── DATA EXCERPTS
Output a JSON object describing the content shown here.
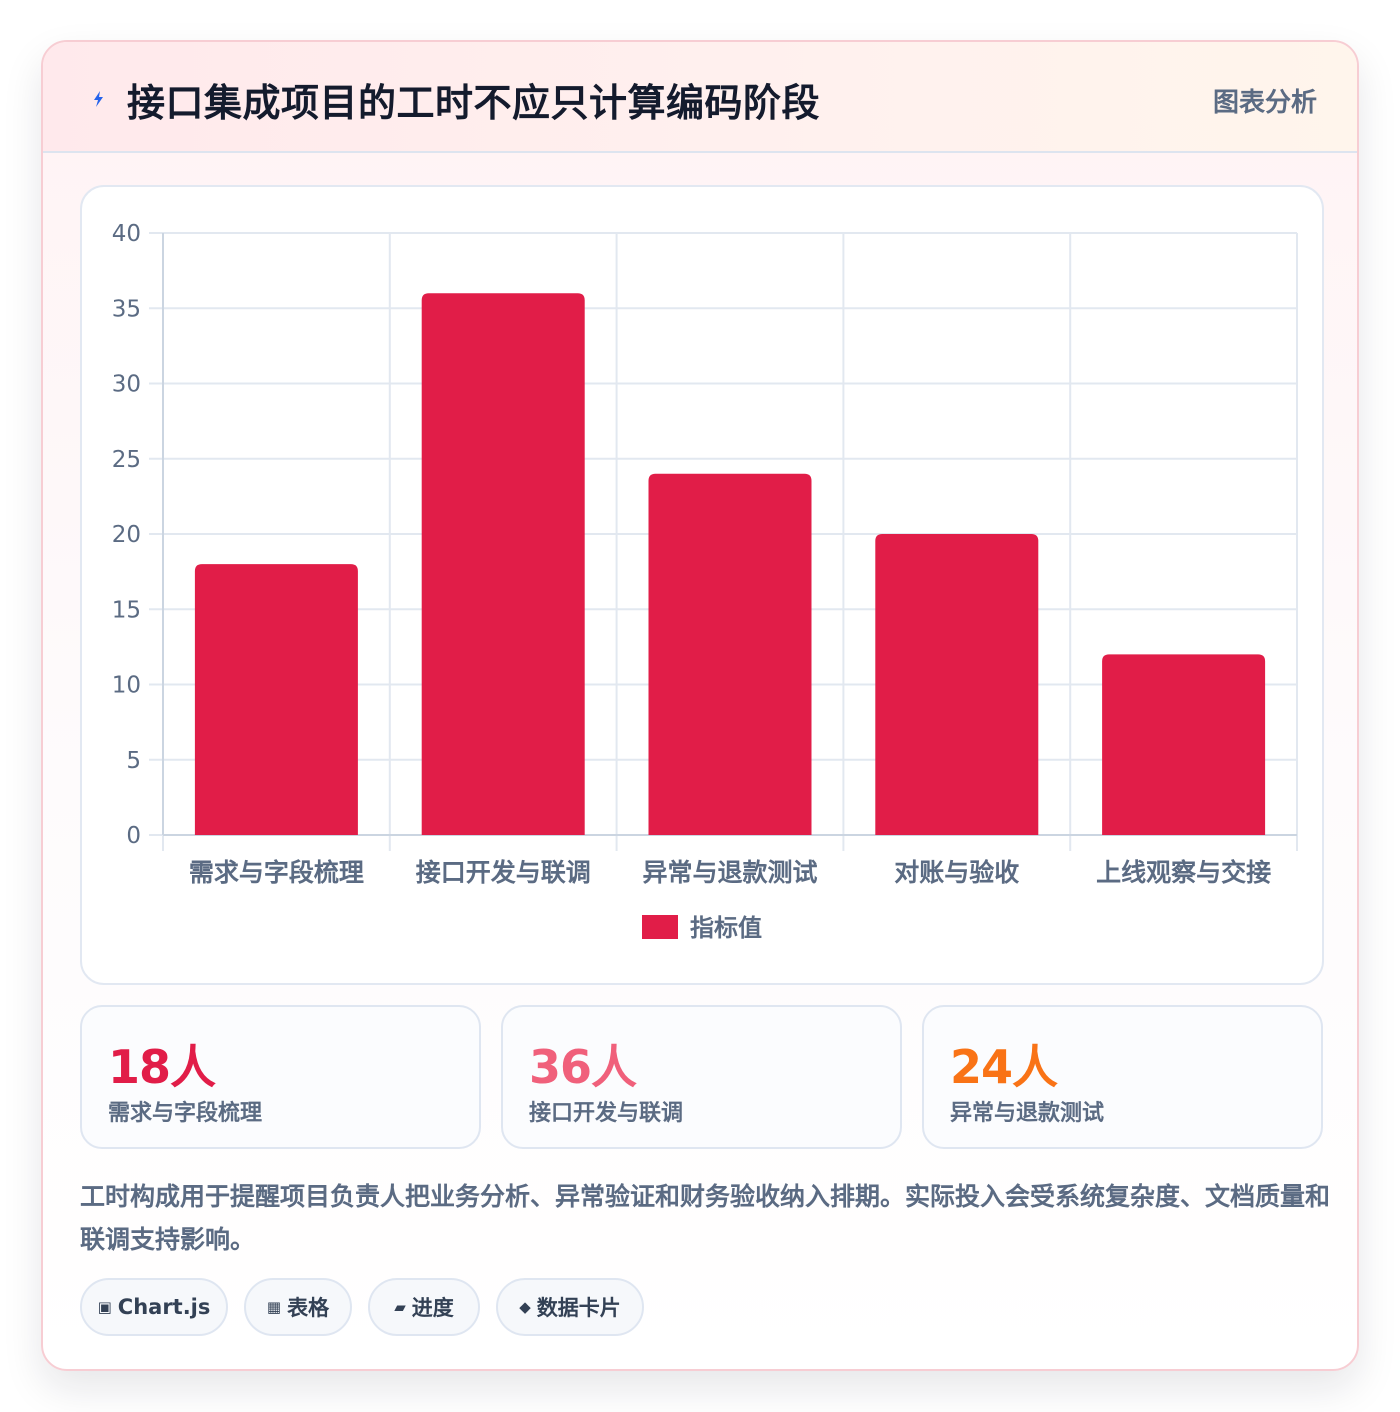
{
  "header": {
    "title": "接口集成项目的工时不应只计算编码阶段",
    "badge": "图表分析",
    "icon": "lightning-bolt-icon"
  },
  "chart_data": {
    "type": "bar",
    "categories": [
      "需求与字段梳理",
      "接口开发与联调",
      "异常与退款测试",
      "对账与验收",
      "上线观察与交接"
    ],
    "series": [
      {
        "name": "指标值",
        "values": [
          18,
          36,
          24,
          20,
          12
        ],
        "color": "#e11d48"
      }
    ],
    "ylim": [
      0,
      40
    ],
    "yticks": [
      0,
      5,
      10,
      15,
      20,
      25,
      30,
      35,
      40
    ],
    "grid": true,
    "legend": "bottom"
  },
  "stats": [
    {
      "value": "18人",
      "label": "需求与字段梳理",
      "color": "#e11d48"
    },
    {
      "value": "36人",
      "label": "接口开发与联调",
      "color": "#f0607b"
    },
    {
      "value": "24人",
      "label": "异常与退款测试",
      "color": "#f97316"
    }
  ],
  "description": "工时构成用于提醒项目负责人把业务分析、异常验证和财务验收纳入排期。实际投入会受系统复杂度、文档质量和联调支持影响。",
  "chips": [
    {
      "icon": "▣",
      "icon_name": "chart-icon",
      "label": "Chart.js"
    },
    {
      "icon": "▦",
      "icon_name": "table-icon",
      "label": "表格"
    },
    {
      "icon": "▰",
      "icon_name": "progress-icon",
      "label": "进度"
    },
    {
      "icon": "◆",
      "icon_name": "card-icon",
      "label": "数据卡片"
    }
  ]
}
────
_OBJECTIVE:_ Give the number of lines in the entries that include the string "label", and nothing more.

_THE OUTPUT:_ 7